- _Exercise task_:
Give back the full listing, character for character, with no pictures.
:: Data records ::
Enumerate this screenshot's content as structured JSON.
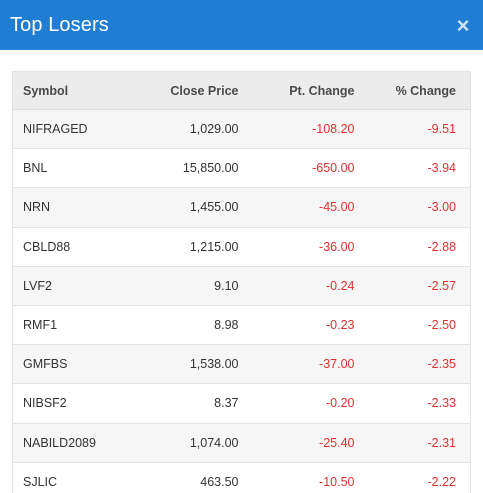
{
  "modal": {
    "title": "Top Losers",
    "close_icon": "×"
  },
  "table": {
    "headers": {
      "symbol": "Symbol",
      "close_price": "Close Price",
      "pt_change": "Pt. Change",
      "pct_change": "% Change"
    },
    "rows": [
      {
        "symbol": "NIFRAGED",
        "close_price": "1,029.00",
        "pt_change": "-108.20",
        "pct_change": "-9.51"
      },
      {
        "symbol": "BNL",
        "close_price": "15,850.00",
        "pt_change": "-650.00",
        "pct_change": "-3.94"
      },
      {
        "symbol": "NRN",
        "close_price": "1,455.00",
        "pt_change": "-45.00",
        "pct_change": "-3.00"
      },
      {
        "symbol": "CBLD88",
        "close_price": "1,215.00",
        "pt_change": "-36.00",
        "pct_change": "-2.88"
      },
      {
        "symbol": "LVF2",
        "close_price": "9.10",
        "pt_change": "-0.24",
        "pct_change": "-2.57"
      },
      {
        "symbol": "RMF1",
        "close_price": "8.98",
        "pt_change": "-0.23",
        "pct_change": "-2.50"
      },
      {
        "symbol": "GMFBS",
        "close_price": "1,538.00",
        "pt_change": "-37.00",
        "pct_change": "-2.35"
      },
      {
        "symbol": "NIBSF2",
        "close_price": "8.37",
        "pt_change": "-0.20",
        "pct_change": "-2.33"
      },
      {
        "symbol": "NABILD2089",
        "close_price": "1,074.00",
        "pt_change": "-25.40",
        "pct_change": "-2.31"
      },
      {
        "symbol": "SJLIC",
        "close_price": "463.50",
        "pt_change": "-10.50",
        "pct_change": "-2.22"
      }
    ]
  },
  "colors": {
    "header_bg": "#1f7dd4",
    "negative": "#e0312f"
  }
}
:::
- _Solution to the exercise_:
Enumerate this screenshot's content as structured JSON.
{
  "modal": {
    "title": "Top Losers",
    "close_icon": "×"
  },
  "table": {
    "headers": {
      "symbol": "Symbol",
      "close_price": "Close Price",
      "pt_change": "Pt. Change",
      "pct_change": "% Change"
    },
    "rows": [
      {
        "symbol": "NIFRAGED",
        "close_price": "1,029.00",
        "pt_change": "-108.20",
        "pct_change": "-9.51"
      },
      {
        "symbol": "BNL",
        "close_price": "15,850.00",
        "pt_change": "-650.00",
        "pct_change": "-3.94"
      },
      {
        "symbol": "NRN",
        "close_price": "1,455.00",
        "pt_change": "-45.00",
        "pct_change": "-3.00"
      },
      {
        "symbol": "CBLD88",
        "close_price": "1,215.00",
        "pt_change": "-36.00",
        "pct_change": "-2.88"
      },
      {
        "symbol": "LVF2",
        "close_price": "9.10",
        "pt_change": "-0.24",
        "pct_change": "-2.57"
      },
      {
        "symbol": "RMF1",
        "close_price": "8.98",
        "pt_change": "-0.23",
        "pct_change": "-2.50"
      },
      {
        "symbol": "GMFBS",
        "close_price": "1,538.00",
        "pt_change": "-37.00",
        "pct_change": "-2.35"
      },
      {
        "symbol": "NIBSF2",
        "close_price": "8.37",
        "pt_change": "-0.20",
        "pct_change": "-2.33"
      },
      {
        "symbol": "NABILD2089",
        "close_price": "1,074.00",
        "pt_change": "-25.40",
        "pct_change": "-2.31"
      },
      {
        "symbol": "SJLIC",
        "close_price": "463.50",
        "pt_change": "-10.50",
        "pct_change": "-2.22"
      }
    ]
  },
  "colors": {
    "header_bg": "#1f7dd4",
    "negative": "#e0312f"
  }
}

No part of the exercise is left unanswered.